• _What you will do_: Write out each entry again. Keep every word exactly as it is.

• _Task inputs_:
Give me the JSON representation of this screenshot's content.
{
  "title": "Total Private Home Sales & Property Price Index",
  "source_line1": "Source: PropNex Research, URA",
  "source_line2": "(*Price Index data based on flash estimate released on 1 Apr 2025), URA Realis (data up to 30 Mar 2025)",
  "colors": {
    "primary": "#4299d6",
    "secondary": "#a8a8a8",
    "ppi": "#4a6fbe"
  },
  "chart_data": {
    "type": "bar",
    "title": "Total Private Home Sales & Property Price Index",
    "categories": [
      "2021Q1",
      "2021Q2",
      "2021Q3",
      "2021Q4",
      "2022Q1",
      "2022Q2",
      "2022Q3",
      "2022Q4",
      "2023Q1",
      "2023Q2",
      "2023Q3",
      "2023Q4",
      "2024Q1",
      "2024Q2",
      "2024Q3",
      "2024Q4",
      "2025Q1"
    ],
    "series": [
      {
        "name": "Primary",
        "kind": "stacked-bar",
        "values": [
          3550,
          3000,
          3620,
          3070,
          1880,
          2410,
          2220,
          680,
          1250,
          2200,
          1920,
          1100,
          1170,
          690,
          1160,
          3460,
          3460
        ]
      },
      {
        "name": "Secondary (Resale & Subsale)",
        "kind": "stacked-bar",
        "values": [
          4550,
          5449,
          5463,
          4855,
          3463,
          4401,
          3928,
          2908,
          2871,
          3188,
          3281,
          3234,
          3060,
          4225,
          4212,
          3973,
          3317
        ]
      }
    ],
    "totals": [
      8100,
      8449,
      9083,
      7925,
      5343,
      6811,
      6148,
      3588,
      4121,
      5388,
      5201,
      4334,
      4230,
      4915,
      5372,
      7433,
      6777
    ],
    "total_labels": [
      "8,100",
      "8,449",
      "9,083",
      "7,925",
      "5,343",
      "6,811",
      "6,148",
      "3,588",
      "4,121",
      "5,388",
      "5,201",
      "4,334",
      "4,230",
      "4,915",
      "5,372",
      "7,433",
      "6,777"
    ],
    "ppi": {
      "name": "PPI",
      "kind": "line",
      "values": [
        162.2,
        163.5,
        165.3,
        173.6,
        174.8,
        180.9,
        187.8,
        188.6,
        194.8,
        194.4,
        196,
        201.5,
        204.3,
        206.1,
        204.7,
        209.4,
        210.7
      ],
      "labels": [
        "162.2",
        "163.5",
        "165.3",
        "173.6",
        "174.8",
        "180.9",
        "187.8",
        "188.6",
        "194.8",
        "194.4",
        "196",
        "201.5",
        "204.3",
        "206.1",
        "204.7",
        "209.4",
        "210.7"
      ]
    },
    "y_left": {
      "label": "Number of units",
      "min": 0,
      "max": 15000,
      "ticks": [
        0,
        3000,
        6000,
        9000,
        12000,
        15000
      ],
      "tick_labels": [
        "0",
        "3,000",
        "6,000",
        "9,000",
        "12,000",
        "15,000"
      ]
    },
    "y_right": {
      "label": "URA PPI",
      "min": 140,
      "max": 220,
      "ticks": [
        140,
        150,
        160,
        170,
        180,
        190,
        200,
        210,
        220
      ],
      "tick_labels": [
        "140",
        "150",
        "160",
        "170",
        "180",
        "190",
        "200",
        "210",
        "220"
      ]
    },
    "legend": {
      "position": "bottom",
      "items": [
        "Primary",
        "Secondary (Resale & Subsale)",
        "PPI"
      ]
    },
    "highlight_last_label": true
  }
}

• _Answer to this problem_:
Give me the JSON representation of this screenshot's content.
{
  "title": "Total Private Home Sales & Property Price Index",
  "source_line1": "Source: PropNex Research, URA",
  "source_line2": "(*Price Index data based on flash estimate released on 1 Apr 2025), URA Realis (data up to 30 Mar 2025)",
  "colors": {
    "primary": "#4299d6",
    "secondary": "#a8a8a8",
    "ppi": "#4a6fbe"
  },
  "chart_data": {
    "type": "bar",
    "title": "Total Private Home Sales & Property Price Index",
    "categories": [
      "2021Q1",
      "2021Q2",
      "2021Q3",
      "2021Q4",
      "2022Q1",
      "2022Q2",
      "2022Q3",
      "2022Q4",
      "2023Q1",
      "2023Q2",
      "2023Q3",
      "2023Q4",
      "2024Q1",
      "2024Q2",
      "2024Q3",
      "2024Q4",
      "2025Q1"
    ],
    "series": [
      {
        "name": "Primary",
        "kind": "stacked-bar",
        "values": [
          3550,
          3000,
          3620,
          3070,
          1880,
          2410,
          2220,
          680,
          1250,
          2200,
          1920,
          1100,
          1170,
          690,
          1160,
          3460,
          3460
        ]
      },
      {
        "name": "Secondary (Resale & Subsale)",
        "kind": "stacked-bar",
        "values": [
          4550,
          5449,
          5463,
          4855,
          3463,
          4401,
          3928,
          2908,
          2871,
          3188,
          3281,
          3234,
          3060,
          4225,
          4212,
          3973,
          3317
        ]
      }
    ],
    "totals": [
      8100,
      8449,
      9083,
      7925,
      5343,
      6811,
      6148,
      3588,
      4121,
      5388,
      5201,
      4334,
      4230,
      4915,
      5372,
      7433,
      6777
    ],
    "total_labels": [
      "8,100",
      "8,449",
      "9,083",
      "7,925",
      "5,343",
      "6,811",
      "6,148",
      "3,588",
      "4,121",
      "5,388",
      "5,201",
      "4,334",
      "4,230",
      "4,915",
      "5,372",
      "7,433",
      "6,777"
    ],
    "ppi": {
      "name": "PPI",
      "kind": "line",
      "values": [
        162.2,
        163.5,
        165.3,
        173.6,
        174.8,
        180.9,
        187.8,
        188.6,
        194.8,
        194.4,
        196,
        201.5,
        204.3,
        206.1,
        204.7,
        209.4,
        210.7
      ],
      "labels": [
        "162.2",
        "163.5",
        "165.3",
        "173.6",
        "174.8",
        "180.9",
        "187.8",
        "188.6",
        "194.8",
        "194.4",
        "196",
        "201.5",
        "204.3",
        "206.1",
        "204.7",
        "209.4",
        "210.7"
      ]
    },
    "y_left": {
      "label": "Number of units",
      "min": 0,
      "max": 15000,
      "ticks": [
        0,
        3000,
        6000,
        9000,
        12000,
        15000
      ],
      "tick_labels": [
        "0",
        "3,000",
        "6,000",
        "9,000",
        "12,000",
        "15,000"
      ]
    },
    "y_right": {
      "label": "URA PPI",
      "min": 140,
      "max": 220,
      "ticks": [
        140,
        150,
        160,
        170,
        180,
        190,
        200,
        210,
        220
      ],
      "tick_labels": [
        "140",
        "150",
        "160",
        "170",
        "180",
        "190",
        "200",
        "210",
        "220"
      ]
    },
    "legend": {
      "position": "bottom",
      "items": [
        "Primary",
        "Secondary (Resale & Subsale)",
        "PPI"
      ]
    },
    "highlight_last_label": true
  }
}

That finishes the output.